What this task involves:
Filter the data below for the string "JSON" and copy each matching line.

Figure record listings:
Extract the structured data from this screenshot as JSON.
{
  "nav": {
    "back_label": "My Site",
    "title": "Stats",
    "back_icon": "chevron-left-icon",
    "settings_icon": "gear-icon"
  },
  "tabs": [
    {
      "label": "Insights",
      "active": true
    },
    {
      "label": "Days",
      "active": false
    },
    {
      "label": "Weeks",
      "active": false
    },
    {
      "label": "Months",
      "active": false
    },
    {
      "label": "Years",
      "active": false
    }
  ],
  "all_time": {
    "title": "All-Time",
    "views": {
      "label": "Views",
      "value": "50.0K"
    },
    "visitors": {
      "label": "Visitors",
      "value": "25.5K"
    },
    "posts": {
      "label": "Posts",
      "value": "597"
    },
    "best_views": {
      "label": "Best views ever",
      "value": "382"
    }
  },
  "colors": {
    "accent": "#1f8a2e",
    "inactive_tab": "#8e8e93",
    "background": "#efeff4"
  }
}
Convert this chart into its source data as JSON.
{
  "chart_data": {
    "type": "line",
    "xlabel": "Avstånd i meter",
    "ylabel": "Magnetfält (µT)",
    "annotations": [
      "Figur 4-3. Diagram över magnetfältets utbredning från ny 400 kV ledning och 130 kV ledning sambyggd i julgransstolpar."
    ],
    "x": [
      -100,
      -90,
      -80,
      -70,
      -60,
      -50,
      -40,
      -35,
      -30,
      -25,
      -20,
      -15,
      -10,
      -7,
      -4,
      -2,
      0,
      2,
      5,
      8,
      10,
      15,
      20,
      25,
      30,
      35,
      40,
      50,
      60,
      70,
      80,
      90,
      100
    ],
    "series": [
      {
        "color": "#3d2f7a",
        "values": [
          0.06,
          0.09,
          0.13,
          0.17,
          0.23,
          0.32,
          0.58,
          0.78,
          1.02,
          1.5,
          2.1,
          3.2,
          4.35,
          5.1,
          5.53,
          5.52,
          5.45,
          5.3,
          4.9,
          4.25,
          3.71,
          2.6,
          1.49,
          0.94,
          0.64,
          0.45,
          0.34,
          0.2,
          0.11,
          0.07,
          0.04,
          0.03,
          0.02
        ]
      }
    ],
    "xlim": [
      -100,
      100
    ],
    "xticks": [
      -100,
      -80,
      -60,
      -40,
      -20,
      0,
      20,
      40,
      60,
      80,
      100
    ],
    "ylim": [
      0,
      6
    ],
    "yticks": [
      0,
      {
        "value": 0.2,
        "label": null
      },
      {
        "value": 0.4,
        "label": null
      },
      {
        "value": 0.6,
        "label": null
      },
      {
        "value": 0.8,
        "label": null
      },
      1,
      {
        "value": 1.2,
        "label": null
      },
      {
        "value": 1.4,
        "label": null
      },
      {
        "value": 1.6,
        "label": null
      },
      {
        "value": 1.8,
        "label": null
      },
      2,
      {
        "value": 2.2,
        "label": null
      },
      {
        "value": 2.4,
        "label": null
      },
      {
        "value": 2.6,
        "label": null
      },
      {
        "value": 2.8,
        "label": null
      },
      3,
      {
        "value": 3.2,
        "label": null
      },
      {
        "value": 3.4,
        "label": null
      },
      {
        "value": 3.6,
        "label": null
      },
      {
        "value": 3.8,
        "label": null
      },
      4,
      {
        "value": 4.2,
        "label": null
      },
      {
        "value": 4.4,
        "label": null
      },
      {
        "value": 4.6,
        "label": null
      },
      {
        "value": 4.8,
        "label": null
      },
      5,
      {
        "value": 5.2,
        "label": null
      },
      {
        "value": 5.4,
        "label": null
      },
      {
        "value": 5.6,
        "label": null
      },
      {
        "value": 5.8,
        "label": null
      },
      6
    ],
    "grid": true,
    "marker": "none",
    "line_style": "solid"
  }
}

Written reply:
Extract the structured data from this screenshot as JSON.
Convert this chart into its source data as JSON.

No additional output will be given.